Pull out each line of the records holding the string "curve".

>>>

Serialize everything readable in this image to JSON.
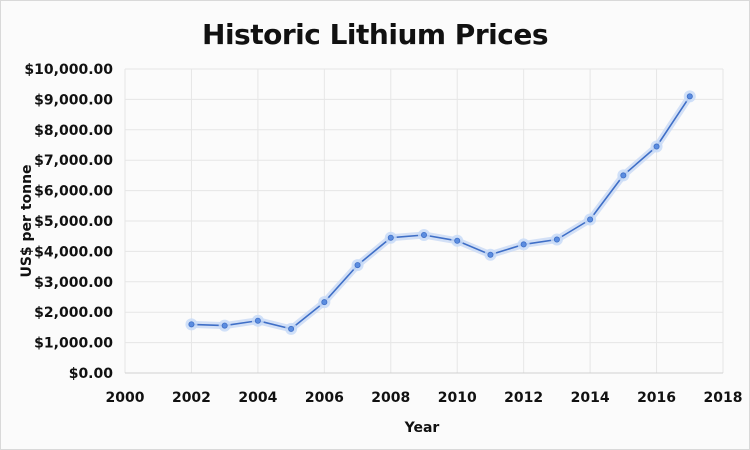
{
  "chart_data": {
    "type": "line",
    "title": "Historic Lithium Prices",
    "xlabel": "Year",
    "ylabel": "US$  per  tonne",
    "xlim": [
      2000,
      2018
    ],
    "ylim": [
      0,
      10000
    ],
    "x_ticks": [
      2000,
      2002,
      2004,
      2006,
      2008,
      2010,
      2012,
      2014,
      2016,
      2018
    ],
    "x_tick_labels": [
      "2000",
      "2002",
      "2004",
      "2006",
      "2008",
      "2010",
      "2012",
      "2014",
      "2016",
      "2018"
    ],
    "y_ticks": [
      0,
      1000,
      2000,
      3000,
      4000,
      5000,
      6000,
      7000,
      8000,
      9000,
      10000
    ],
    "y_tick_labels": [
      "$0.00",
      "$1,000.00",
      "$2,000.00",
      "$3,000.00",
      "$4,000.00",
      "$5,000.00",
      "$6,000.00",
      "$7,000.00",
      "$8,000.00",
      "$9,000.00",
      "$10,000.00"
    ],
    "grid": true,
    "legend": "none",
    "series": [
      {
        "color": "#3f6fc7",
        "x": [
          2002,
          2003,
          2004,
          2005,
          2006,
          2007,
          2008,
          2009,
          2010,
          2011,
          2012,
          2013,
          2014,
          2015,
          2016,
          2017
        ],
        "values": [
          1600,
          1560,
          1720,
          1450,
          2330,
          3550,
          4450,
          4540,
          4350,
          3890,
          4230,
          4390,
          5050,
          6500,
          7450,
          9100
        ]
      }
    ]
  }
}
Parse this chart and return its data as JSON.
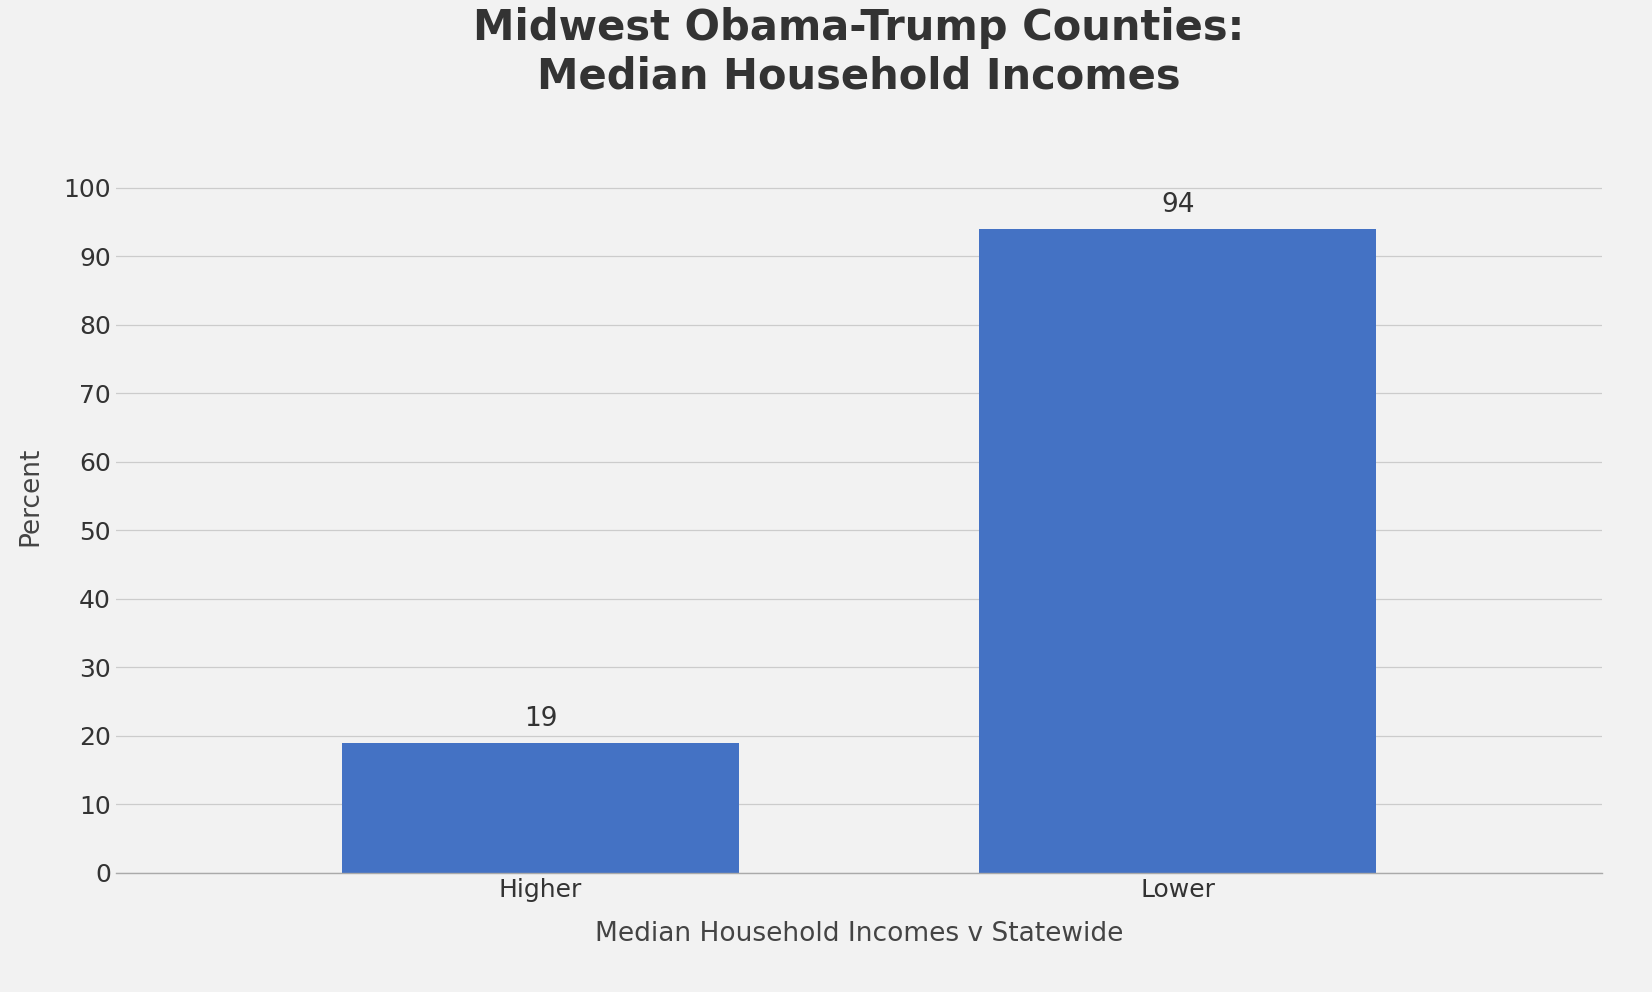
{
  "title": "Midwest Obama-Trump Counties:\nMedian Household Incomes",
  "xlabel": "Median Household Incomes v Statewide",
  "ylabel": "Percent",
  "categories": [
    "Higher",
    "Lower"
  ],
  "values": [
    19,
    94
  ],
  "bar_color": "#4472C4",
  "ylim": [
    0,
    110
  ],
  "yticks": [
    0,
    10,
    20,
    30,
    40,
    50,
    60,
    70,
    80,
    90,
    100
  ],
  "title_fontsize": 30,
  "label_fontsize": 19,
  "tick_fontsize": 18,
  "annotation_fontsize": 19,
  "background_color": "#f2f2f2",
  "bar_width": 0.28,
  "bar_positions": [
    0.3,
    0.75
  ]
}
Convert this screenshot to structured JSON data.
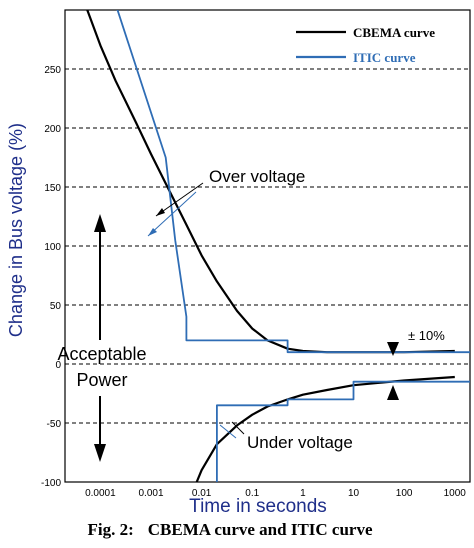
{
  "chart_data": {
    "type": "line",
    "title": "",
    "xlabel": "Time in seconds",
    "ylabel": "Change in Bus voltage (%)",
    "x_scale": "log",
    "xlim": [
      2e-05,
      2000
    ],
    "ylim": [
      -100,
      300
    ],
    "grid": "horizontal dashed",
    "x_ticks": [
      {
        "label": "0.0001",
        "value": 0.0001
      },
      {
        "label": "0.001",
        "value": 0.001
      },
      {
        "label": "0.01",
        "value": 0.01
      },
      {
        "label": "0.1",
        "value": 0.1
      },
      {
        "label": "1",
        "value": 1
      },
      {
        "label": "10",
        "value": 10
      },
      {
        "label": "100",
        "value": 100
      },
      {
        "label": "1000",
        "value": 1000
      }
    ],
    "y_ticks": [
      {
        "label": "-100",
        "value": -100
      },
      {
        "label": "-50",
        "value": -50
      },
      {
        "label": "0",
        "value": 0
      },
      {
        "label": "50",
        "value": 50
      },
      {
        "label": "100",
        "value": 100
      },
      {
        "label": "150",
        "value": 150
      },
      {
        "label": "200",
        "value": 200
      },
      {
        "label": "250",
        "value": 250
      }
    ],
    "legend_position": "top-right",
    "series": [
      {
        "name": "CBEMA curve",
        "color": "#000000",
        "segments": [
          {
            "x": [
              5e-05,
              0.0001,
              0.0002,
              0.0005,
              0.001,
              0.002,
              0.005,
              0.01,
              0.02,
              0.05,
              0.1,
              0.2,
              0.5,
              1,
              3,
              10,
              100,
              1000
            ],
            "y": [
              305,
              270,
              240,
              205,
              178,
              152,
              118,
              92,
              70,
              45,
              30,
              20,
              13,
              11,
              10,
              10,
              10,
              11
            ]
          },
          {
            "x": [
              0.008,
              0.01,
              0.02,
              0.05,
              0.1,
              0.2,
              0.5,
              1,
              3,
              10,
              100,
              1000
            ],
            "y": [
              -100,
              -90,
              -68,
              -52,
              -43,
              -36,
              -30,
              -26,
              -22,
              -18,
              -14,
              -11
            ]
          }
        ]
      },
      {
        "name": "ITIC curve",
        "color": "#2f6db5",
        "segments": [
          {
            "x": [
              0.0002,
              0.00195,
              0.003,
              0.005,
              0.005,
              0.5,
              0.5,
              2000
            ],
            "y": [
              305,
              175,
              105,
              40,
              20,
              20,
              10,
              10
            ]
          },
          {
            "x": [
              0.02,
              0.02,
              0.02,
              0.5,
              0.5,
              10,
              10,
              2000
            ],
            "y": [
              -100,
              -70,
              -35,
              -35,
              -30,
              -30,
              -15,
              -15
            ]
          }
        ]
      }
    ],
    "annotations": [
      {
        "text": "Over voltage"
      },
      {
        "text": "Acceptable"
      },
      {
        "text": "Power"
      },
      {
        "text": "Under voltage"
      },
      {
        "text": "± 10%"
      }
    ],
    "caption_label": "Fig. 2:",
    "caption_text": "CBEMA curve and ITIC curve"
  }
}
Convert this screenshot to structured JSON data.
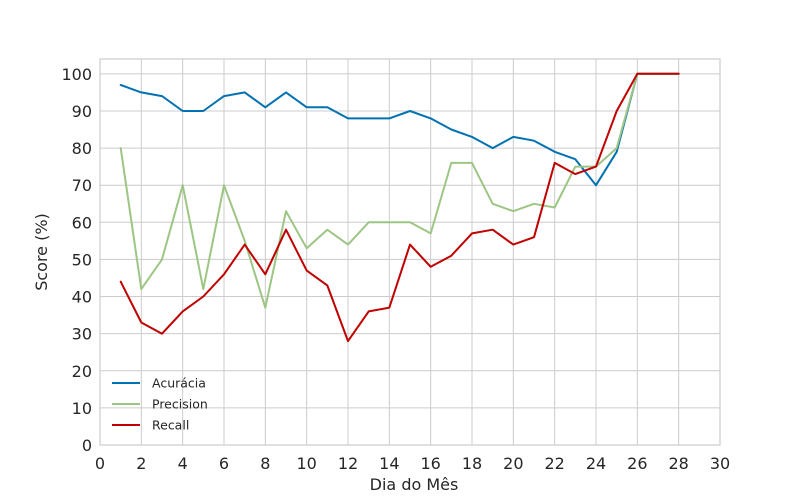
{
  "chart_data": {
    "type": "line",
    "title": "",
    "xlabel": "Dia do Mês",
    "ylabel": "Score (%)",
    "xlim": [
      0,
      30
    ],
    "ylim": [
      0,
      104
    ],
    "xticks": [
      0,
      2,
      4,
      6,
      8,
      10,
      12,
      14,
      16,
      18,
      20,
      22,
      24,
      26,
      28,
      30
    ],
    "yticks": [
      0,
      10,
      20,
      30,
      40,
      50,
      60,
      70,
      80,
      90,
      100
    ],
    "grid": true,
    "legend_position": "bottom-left",
    "x": [
      1,
      2,
      3,
      4,
      5,
      6,
      7,
      8,
      9,
      10,
      11,
      12,
      13,
      14,
      15,
      16,
      17,
      18,
      19,
      20,
      21,
      22,
      23,
      24,
      25,
      26,
      27,
      28
    ],
    "series": [
      {
        "name": "Acurácia",
        "color": "#0072B2",
        "values": [
          97,
          95,
          94,
          90,
          90,
          94,
          95,
          91,
          95,
          91,
          91,
          88,
          88,
          88,
          90,
          88,
          85,
          83,
          80,
          83,
          82,
          79,
          77,
          70,
          79,
          100,
          100,
          100
        ]
      },
      {
        "name": "Precision",
        "color": "#9DC584",
        "values": [
          80,
          42,
          50,
          70,
          42,
          70,
          55,
          37,
          63,
          53,
          58,
          54,
          60,
          60,
          60,
          57,
          76,
          76,
          65,
          63,
          65,
          64,
          75,
          75,
          80,
          100,
          100,
          100
        ]
      },
      {
        "name": "Recall",
        "color": "#C00000",
        "values": [
          44,
          33,
          30,
          36,
          40,
          46,
          54,
          46,
          58,
          47,
          43,
          28,
          36,
          37,
          54,
          48,
          51,
          57,
          58,
          54,
          56,
          76,
          73,
          75,
          90,
          100,
          100,
          100
        ]
      }
    ]
  }
}
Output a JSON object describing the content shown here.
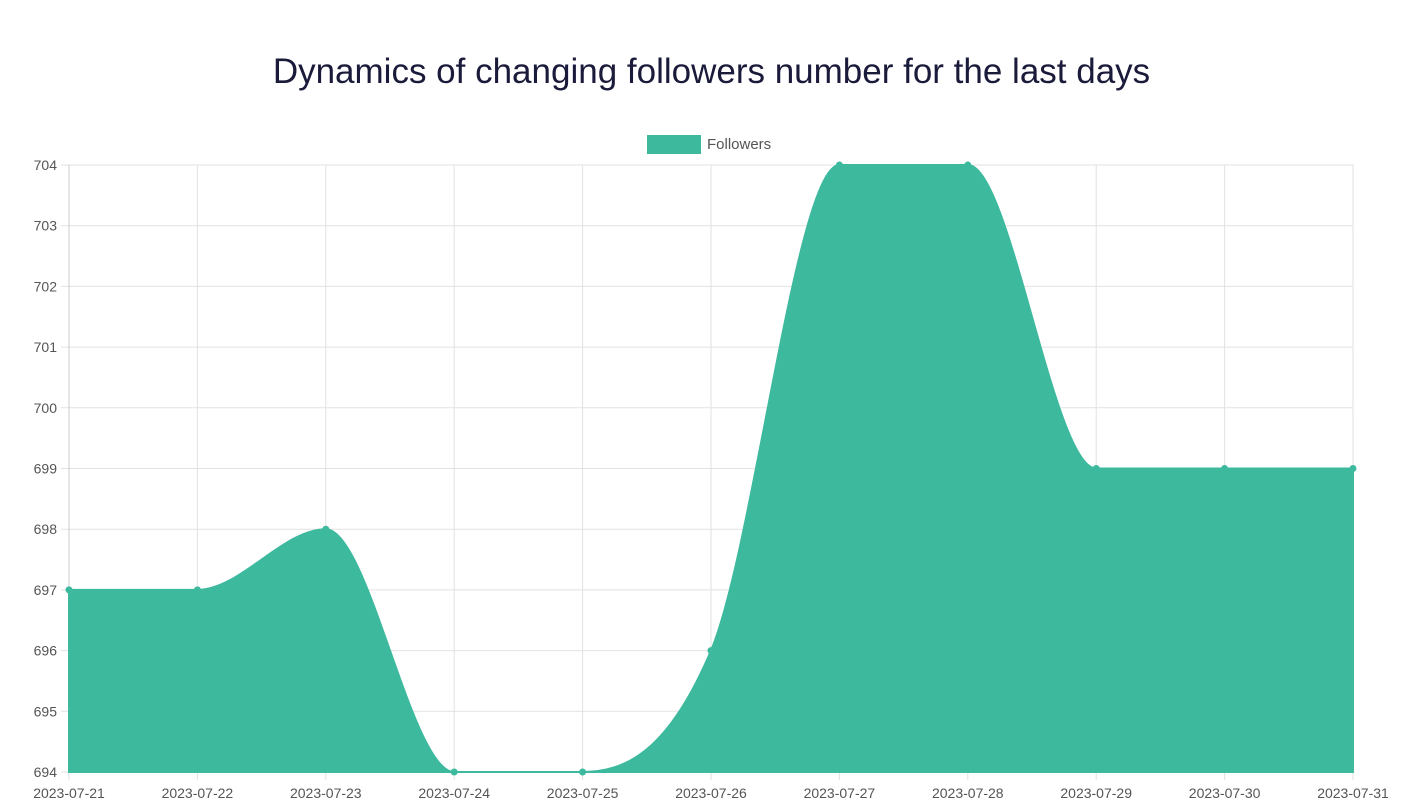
{
  "chart_data": {
    "type": "area",
    "title": "Dynamics of changing followers number for the last days",
    "categories": [
      "2023-07-21",
      "2023-07-22",
      "2023-07-23",
      "2023-07-24",
      "2023-07-25",
      "2023-07-26",
      "2023-07-27",
      "2023-07-28",
      "2023-07-29",
      "2023-07-30",
      "2023-07-31"
    ],
    "series": [
      {
        "name": "Followers",
        "values": [
          697,
          697,
          698,
          694,
          694,
          696,
          704,
          704,
          699,
          699,
          699
        ]
      }
    ],
    "ylim": [
      694,
      704
    ],
    "yticks": [
      "694",
      "695",
      "696",
      "697",
      "698",
      "699",
      "700",
      "701",
      "702",
      "703",
      "704"
    ],
    "grid": true,
    "legend": "top-center",
    "curve": "smooth",
    "colors": {
      "fill": "#3db99e",
      "grid": "#e2e2e2",
      "axis": "#cccccc",
      "text": "#555555",
      "title": "#1a1a3a"
    }
  }
}
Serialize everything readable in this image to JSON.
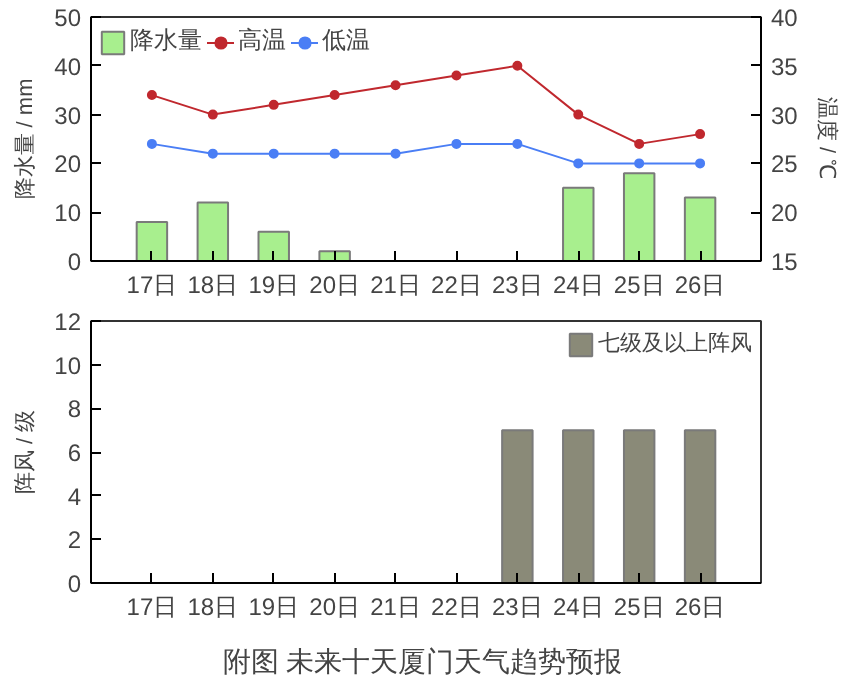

<<<

TASK OUTPUT:
        "name": "CBEMA curve",
        "name": "ITIC curve",
    "caption_text": "CBEMA curve and ITIC curve"
    "curve": "smooth",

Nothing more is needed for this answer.